(Data entries)
####################

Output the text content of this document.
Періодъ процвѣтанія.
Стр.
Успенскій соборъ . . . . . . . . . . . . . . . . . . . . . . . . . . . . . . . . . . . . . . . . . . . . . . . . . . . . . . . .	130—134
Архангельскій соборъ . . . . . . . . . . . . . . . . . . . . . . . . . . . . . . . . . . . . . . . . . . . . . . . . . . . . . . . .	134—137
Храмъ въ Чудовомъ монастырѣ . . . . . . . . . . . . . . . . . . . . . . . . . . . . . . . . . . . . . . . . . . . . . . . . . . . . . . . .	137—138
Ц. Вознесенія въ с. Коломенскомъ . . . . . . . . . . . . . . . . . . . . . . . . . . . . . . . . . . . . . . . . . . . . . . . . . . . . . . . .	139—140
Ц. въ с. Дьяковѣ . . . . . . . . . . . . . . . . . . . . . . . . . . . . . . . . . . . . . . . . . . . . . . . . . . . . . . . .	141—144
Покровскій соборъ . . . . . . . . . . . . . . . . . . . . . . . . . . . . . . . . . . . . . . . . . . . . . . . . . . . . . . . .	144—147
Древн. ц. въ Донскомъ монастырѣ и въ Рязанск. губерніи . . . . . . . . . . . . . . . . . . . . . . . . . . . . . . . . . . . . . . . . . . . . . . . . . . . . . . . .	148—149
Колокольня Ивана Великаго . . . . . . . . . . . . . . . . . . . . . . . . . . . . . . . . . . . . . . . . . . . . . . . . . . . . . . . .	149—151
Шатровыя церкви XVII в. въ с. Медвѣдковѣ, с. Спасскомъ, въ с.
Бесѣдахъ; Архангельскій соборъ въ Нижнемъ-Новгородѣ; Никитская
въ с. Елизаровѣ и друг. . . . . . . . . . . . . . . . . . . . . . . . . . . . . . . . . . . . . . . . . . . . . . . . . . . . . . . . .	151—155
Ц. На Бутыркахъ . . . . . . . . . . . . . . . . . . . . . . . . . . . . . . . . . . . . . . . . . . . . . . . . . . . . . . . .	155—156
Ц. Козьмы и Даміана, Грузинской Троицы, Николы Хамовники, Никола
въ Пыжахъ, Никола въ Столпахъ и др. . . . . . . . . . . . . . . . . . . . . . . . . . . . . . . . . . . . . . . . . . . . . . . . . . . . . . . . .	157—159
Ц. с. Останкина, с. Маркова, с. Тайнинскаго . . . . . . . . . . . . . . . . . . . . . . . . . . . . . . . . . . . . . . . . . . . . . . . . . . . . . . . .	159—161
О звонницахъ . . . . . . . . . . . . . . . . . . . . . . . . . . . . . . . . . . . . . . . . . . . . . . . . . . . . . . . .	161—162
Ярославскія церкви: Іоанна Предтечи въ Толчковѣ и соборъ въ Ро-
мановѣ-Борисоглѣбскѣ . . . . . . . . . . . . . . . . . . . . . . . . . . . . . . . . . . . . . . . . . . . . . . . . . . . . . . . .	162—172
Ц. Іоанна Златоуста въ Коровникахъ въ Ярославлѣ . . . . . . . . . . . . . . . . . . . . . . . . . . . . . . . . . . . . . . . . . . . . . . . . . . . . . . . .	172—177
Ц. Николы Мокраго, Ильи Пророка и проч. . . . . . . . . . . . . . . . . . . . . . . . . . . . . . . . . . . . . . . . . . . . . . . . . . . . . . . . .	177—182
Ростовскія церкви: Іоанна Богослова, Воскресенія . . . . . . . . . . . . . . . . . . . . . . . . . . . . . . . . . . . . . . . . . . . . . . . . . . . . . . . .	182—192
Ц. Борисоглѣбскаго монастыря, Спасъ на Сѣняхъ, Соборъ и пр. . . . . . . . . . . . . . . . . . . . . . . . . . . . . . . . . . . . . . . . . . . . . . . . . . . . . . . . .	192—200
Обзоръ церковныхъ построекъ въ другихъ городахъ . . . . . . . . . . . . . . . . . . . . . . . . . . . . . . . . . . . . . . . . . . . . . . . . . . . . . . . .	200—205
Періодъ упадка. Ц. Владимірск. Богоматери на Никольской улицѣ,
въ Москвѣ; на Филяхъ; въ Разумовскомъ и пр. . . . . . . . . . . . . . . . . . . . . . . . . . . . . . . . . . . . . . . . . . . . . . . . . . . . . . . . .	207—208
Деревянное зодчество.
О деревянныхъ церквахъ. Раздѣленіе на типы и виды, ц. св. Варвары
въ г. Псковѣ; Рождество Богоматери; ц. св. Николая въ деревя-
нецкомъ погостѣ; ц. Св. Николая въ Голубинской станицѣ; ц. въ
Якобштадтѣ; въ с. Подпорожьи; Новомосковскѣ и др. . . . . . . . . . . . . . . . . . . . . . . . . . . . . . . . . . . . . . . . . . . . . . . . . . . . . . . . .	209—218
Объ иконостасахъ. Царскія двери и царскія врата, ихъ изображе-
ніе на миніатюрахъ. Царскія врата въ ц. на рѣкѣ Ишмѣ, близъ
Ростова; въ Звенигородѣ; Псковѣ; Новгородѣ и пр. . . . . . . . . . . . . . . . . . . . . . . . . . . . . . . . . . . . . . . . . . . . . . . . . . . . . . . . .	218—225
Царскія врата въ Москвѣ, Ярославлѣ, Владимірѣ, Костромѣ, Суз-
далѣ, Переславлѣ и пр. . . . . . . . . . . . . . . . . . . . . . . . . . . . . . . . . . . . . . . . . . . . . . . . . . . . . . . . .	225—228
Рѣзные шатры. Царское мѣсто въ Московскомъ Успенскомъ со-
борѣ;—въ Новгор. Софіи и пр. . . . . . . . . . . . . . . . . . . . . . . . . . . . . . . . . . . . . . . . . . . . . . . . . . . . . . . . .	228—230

####################

In the records above, locate every line with the string "врата" and copy it.

Объ иконостасахъ. Царскія двери и царскія врата, ихъ изображе-
ніе на миніатюрахъ. Царскія врата въ ц. на рѣкѣ Ишмѣ, близъ
Царскія врата въ Москвѣ, Ярославлѣ, Владимірѣ, Костромѣ, Суз-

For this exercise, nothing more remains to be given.